== Aim ==
Every record must be repeated exactly, with no omission.

== Information supplied ==
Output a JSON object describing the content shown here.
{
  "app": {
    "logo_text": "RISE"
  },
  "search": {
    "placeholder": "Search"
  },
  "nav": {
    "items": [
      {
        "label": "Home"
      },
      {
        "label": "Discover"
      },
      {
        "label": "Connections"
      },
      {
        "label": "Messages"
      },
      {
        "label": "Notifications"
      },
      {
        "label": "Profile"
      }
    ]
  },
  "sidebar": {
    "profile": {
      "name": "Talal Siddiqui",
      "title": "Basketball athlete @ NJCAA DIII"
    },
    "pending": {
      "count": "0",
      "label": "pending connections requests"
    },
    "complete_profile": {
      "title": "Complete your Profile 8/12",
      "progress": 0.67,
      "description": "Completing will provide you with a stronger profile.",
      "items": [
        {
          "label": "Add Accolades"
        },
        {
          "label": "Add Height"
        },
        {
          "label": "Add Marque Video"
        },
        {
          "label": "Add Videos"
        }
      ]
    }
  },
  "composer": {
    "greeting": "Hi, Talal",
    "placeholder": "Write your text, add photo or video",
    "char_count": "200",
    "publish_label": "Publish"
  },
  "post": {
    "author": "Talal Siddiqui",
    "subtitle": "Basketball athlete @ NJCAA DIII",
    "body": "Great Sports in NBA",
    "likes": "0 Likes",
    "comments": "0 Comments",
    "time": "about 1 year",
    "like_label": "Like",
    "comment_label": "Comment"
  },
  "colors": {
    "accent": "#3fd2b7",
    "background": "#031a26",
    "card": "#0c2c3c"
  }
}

== Written solution ==
Output a JSON object describing the content shown here.
{
  "app": {
    "logo_text": "RISE"
  },
  "search": {
    "placeholder": "Search"
  },
  "nav": {
    "items": [
      {
        "label": "Home"
      },
      {
        "label": "Discover"
      },
      {
        "label": "Connections"
      },
      {
        "label": "Messages"
      },
      {
        "label": "Notifications"
      },
      {
        "label": "Profile"
      }
    ]
  },
  "sidebar": {
    "profile": {
      "name": "Talal Siddiqui",
      "title": "Basketball athlete @ NJCAA DIII"
    },
    "pending": {
      "count": "0",
      "label": "pending connections requests"
    },
    "complete_profile": {
      "title": "Complete your Profile 8/12",
      "progress": 0.67,
      "description": "Completing will provide you with a stronger profile.",
      "items": [
        {
          "label": "Add Accolades"
        },
        {
          "label": "Add Height"
        },
        {
          "label": "Add Marque Video"
        },
        {
          "label": "Add Videos"
        }
      ]
    }
  },
  "composer": {
    "greeting": "Hi, Talal",
    "placeholder": "Write your text, add photo or video",
    "char_count": "200",
    "publish_label": "Publish"
  },
  "post": {
    "author": "Talal Siddiqui",
    "subtitle": "Basketball athlete @ NJCAA DIII",
    "body": "Great Sports in NBA",
    "likes": "0 Likes",
    "comments": "0 Comments",
    "time": "about 1 year",
    "like_label": "Like",
    "comment_label": "Comment"
  },
  "colors": {
    "accent": "#3fd2b7",
    "background": "#031a26",
    "card": "#0c2c3c"
  }
}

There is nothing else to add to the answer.